Layout dataset entries
########################################

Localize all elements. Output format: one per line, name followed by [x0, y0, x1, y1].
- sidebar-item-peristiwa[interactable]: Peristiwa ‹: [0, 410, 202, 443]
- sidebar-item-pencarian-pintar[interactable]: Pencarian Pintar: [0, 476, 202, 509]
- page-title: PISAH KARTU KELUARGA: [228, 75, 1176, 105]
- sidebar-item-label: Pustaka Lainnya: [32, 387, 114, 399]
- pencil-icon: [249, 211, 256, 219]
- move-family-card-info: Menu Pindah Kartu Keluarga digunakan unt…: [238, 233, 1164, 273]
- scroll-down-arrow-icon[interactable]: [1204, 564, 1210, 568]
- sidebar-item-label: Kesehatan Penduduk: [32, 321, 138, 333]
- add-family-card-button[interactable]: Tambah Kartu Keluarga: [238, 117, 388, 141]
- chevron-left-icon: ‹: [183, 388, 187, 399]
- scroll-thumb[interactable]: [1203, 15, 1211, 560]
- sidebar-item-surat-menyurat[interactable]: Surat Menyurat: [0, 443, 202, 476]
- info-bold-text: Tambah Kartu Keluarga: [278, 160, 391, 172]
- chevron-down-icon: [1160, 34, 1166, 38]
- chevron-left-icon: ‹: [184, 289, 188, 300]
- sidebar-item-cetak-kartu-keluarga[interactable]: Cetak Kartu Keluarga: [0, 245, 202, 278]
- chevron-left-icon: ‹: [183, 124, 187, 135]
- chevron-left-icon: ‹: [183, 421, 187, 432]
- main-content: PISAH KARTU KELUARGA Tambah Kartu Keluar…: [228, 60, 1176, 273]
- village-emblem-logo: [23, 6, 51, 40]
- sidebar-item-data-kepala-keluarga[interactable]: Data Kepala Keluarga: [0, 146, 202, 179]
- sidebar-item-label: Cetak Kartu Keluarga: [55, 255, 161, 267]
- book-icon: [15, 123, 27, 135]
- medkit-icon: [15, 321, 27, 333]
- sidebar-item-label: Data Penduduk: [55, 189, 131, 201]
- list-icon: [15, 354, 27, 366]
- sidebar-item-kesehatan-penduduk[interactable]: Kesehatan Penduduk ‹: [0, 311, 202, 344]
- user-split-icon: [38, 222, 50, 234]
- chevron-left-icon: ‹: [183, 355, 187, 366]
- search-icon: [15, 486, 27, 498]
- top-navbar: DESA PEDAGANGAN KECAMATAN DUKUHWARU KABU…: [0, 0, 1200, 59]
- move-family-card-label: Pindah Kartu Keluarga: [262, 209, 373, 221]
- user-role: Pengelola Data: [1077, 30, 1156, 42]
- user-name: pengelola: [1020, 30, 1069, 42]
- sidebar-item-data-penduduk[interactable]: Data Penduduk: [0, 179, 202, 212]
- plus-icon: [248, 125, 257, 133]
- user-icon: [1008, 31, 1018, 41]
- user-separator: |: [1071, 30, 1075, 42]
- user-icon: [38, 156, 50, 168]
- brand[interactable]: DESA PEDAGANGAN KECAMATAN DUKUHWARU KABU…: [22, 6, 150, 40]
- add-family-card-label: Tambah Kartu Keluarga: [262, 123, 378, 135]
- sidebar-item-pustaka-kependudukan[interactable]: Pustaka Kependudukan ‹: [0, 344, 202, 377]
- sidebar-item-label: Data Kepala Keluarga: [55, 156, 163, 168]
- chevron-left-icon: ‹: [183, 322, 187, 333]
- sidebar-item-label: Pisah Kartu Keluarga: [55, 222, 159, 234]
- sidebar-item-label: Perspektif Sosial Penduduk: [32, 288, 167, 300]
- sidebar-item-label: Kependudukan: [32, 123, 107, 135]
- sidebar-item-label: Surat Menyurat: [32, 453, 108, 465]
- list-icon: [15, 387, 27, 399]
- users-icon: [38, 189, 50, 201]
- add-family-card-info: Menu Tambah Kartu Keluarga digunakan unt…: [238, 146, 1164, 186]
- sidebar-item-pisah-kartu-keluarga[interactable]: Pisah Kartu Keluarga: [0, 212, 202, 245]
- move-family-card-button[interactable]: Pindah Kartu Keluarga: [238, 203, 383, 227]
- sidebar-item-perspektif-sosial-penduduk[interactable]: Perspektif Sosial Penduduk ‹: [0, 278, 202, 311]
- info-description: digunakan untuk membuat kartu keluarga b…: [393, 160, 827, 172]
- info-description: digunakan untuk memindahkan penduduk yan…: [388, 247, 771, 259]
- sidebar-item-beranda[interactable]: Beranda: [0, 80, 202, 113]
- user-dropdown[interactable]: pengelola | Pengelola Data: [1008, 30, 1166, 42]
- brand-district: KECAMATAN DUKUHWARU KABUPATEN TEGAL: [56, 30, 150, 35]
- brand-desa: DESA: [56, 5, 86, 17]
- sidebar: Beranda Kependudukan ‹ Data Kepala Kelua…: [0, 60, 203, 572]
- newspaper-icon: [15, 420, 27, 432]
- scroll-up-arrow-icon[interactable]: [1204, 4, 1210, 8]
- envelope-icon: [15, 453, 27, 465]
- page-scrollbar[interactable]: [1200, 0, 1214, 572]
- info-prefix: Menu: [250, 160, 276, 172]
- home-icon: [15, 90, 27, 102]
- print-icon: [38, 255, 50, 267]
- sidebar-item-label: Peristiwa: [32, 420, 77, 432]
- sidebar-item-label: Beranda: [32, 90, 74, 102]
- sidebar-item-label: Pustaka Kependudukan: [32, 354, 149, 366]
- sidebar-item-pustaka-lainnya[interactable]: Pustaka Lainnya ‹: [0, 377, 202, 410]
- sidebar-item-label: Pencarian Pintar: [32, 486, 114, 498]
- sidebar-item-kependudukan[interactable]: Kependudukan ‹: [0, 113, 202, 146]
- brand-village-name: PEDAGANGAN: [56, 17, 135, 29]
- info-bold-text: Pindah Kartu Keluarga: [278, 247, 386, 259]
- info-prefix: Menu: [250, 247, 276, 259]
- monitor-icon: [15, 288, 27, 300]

########################################

Echo the items above word for word, keeping every line as it appears.

Localize all elements. Output format: one per line, name followed by [x0, y0, x1, y1].
- sidebar-item-peristiwa[interactable]: Peristiwa ‹: [0, 410, 202, 443]
- sidebar-item-pencarian-pintar[interactable]: Pencarian Pintar: [0, 476, 202, 509]
- page-title: PISAH KARTU KELUARGA: [228, 75, 1176, 105]
- sidebar-item-label: Pustaka Lainnya: [32, 387, 114, 399]
- pencil-icon: [249, 211, 256, 219]
- move-family-card-info: Menu Pindah Kartu Keluarga digunakan unt…: [238, 233, 1164, 273]
- scroll-down-arrow-icon[interactable]: [1204, 564, 1210, 568]
- sidebar-item-label: Kesehatan Penduduk: [32, 321, 138, 333]
- add-family-card-button[interactable]: Tambah Kartu Keluarga: [238, 117, 388, 141]
- chevron-left-icon: ‹: [183, 388, 187, 399]
- scroll-thumb[interactable]: [1203, 15, 1211, 560]
- sidebar-item-surat-menyurat[interactable]: Surat Menyurat: [0, 443, 202, 476]
- info-bold-text: Tambah Kartu Keluarga: [278, 160, 391, 172]
- chevron-down-icon: [1160, 34, 1166, 38]
- chevron-left-icon: ‹: [184, 289, 188, 300]
- sidebar-item-cetak-kartu-keluarga[interactable]: Cetak Kartu Keluarga: [0, 245, 202, 278]
- chevron-left-icon: ‹: [183, 124, 187, 135]
- chevron-left-icon: ‹: [183, 421, 187, 432]
- main-content: PISAH KARTU KELUARGA Tambah Kartu Keluar…: [228, 60, 1176, 273]
- village-emblem-logo: [23, 6, 51, 40]
- sidebar-item-data-kepala-keluarga[interactable]: Data Kepala Keluarga: [0, 146, 202, 179]
- sidebar-item-label: Cetak Kartu Keluarga: [55, 255, 161, 267]
- book-icon: [15, 123, 27, 135]
- medkit-icon: [15, 321, 27, 333]
- sidebar-item-label: Data Penduduk: [55, 189, 131, 201]
- list-icon: [15, 354, 27, 366]
- sidebar-item-kesehatan-penduduk[interactable]: Kesehatan Penduduk ‹: [0, 311, 202, 344]
- user-split-icon: [38, 222, 50, 234]
- chevron-left-icon: ‹: [183, 355, 187, 366]
- search-icon: [15, 486, 27, 498]
- top-navbar: DESA PEDAGANGAN KECAMATAN DUKUHWARU KABU…: [0, 0, 1200, 59]
- move-family-card-label: Pindah Kartu Keluarga: [262, 209, 373, 221]
- user-role: Pengelola Data: [1077, 30, 1156, 42]
- user-name: pengelola: [1020, 30, 1069, 42]
- sidebar-item-data-penduduk[interactable]: Data Penduduk: [0, 179, 202, 212]
- plus-icon: [248, 125, 257, 133]
- user-icon: [1008, 31, 1018, 41]
- user-separator: |: [1071, 30, 1075, 42]
- user-icon: [38, 156, 50, 168]
- brand[interactable]: DESA PEDAGANGAN KECAMATAN DUKUHWARU KABU…: [22, 6, 150, 40]
- add-family-card-label: Tambah Kartu Keluarga: [262, 123, 378, 135]
- sidebar-item-pustaka-kependudukan[interactable]: Pustaka Kependudukan ‹: [0, 344, 202, 377]
- sidebar-item-label: Data Kepala Keluarga: [55, 156, 163, 168]
- chevron-left-icon: ‹: [183, 322, 187, 333]
- sidebar-item-label: Pisah Kartu Keluarga: [55, 222, 159, 234]
- sidebar-item-label: Perspektif Sosial Penduduk: [32, 288, 167, 300]
- sidebar-item-label: Kependudukan: [32, 123, 107, 135]
- sidebar-item-label: Surat Menyurat: [32, 453, 108, 465]
- list-icon: [15, 387, 27, 399]
- users-icon: [38, 189, 50, 201]
- add-family-card-info: Menu Tambah Kartu Keluarga digunakan unt…: [238, 146, 1164, 186]
- sidebar-item-pisah-kartu-keluarga[interactable]: Pisah Kartu Keluarga: [0, 212, 202, 245]
- move-family-card-button[interactable]: Pindah Kartu Keluarga: [238, 203, 383, 227]
- sidebar-item-perspektif-sosial-penduduk[interactable]: Perspektif Sosial Penduduk ‹: [0, 278, 202, 311]
- info-description: digunakan untuk membuat kartu keluarga b…: [393, 160, 827, 172]
- info-description: digunakan untuk memindahkan penduduk yan…: [388, 247, 771, 259]
- sidebar-item-beranda[interactable]: Beranda: [0, 80, 202, 113]
- user-dropdown[interactable]: pengelola | Pengelola Data: [1008, 30, 1166, 42]
- brand-district: KECAMATAN DUKUHWARU KABUPATEN TEGAL: [56, 30, 150, 35]
- brand-desa: DESA: [56, 5, 86, 17]
- sidebar: Beranda Kependudukan ‹ Data Kepala Kelua…: [0, 60, 203, 572]
- newspaper-icon: [15, 420, 27, 432]
- scroll-up-arrow-icon[interactable]: [1204, 4, 1210, 8]
- envelope-icon: [15, 453, 27, 465]
- page-scrollbar[interactable]: [1200, 0, 1214, 572]
- info-prefix: Menu: [250, 160, 276, 172]
- home-icon: [15, 90, 27, 102]
- print-icon: [38, 255, 50, 267]
- sidebar-item-label: Peristiwa: [32, 420, 77, 432]
- sidebar-item-label: Beranda: [32, 90, 74, 102]
- sidebar-item-label: Pustaka Kependudukan: [32, 354, 149, 366]
- sidebar-item-pustaka-lainnya[interactable]: Pustaka Lainnya ‹: [0, 377, 202, 410]
- sidebar-item-label: Pencarian Pintar: [32, 486, 114, 498]
- sidebar-item-kependudukan[interactable]: Kependudukan ‹: [0, 113, 202, 146]
- brand-village-name: PEDAGANGAN: [56, 17, 135, 29]
- info-bold-text: Pindah Kartu Keluarga: [278, 247, 386, 259]
- info-prefix: Menu: [250, 247, 276, 259]
- monitor-icon: [15, 288, 27, 300]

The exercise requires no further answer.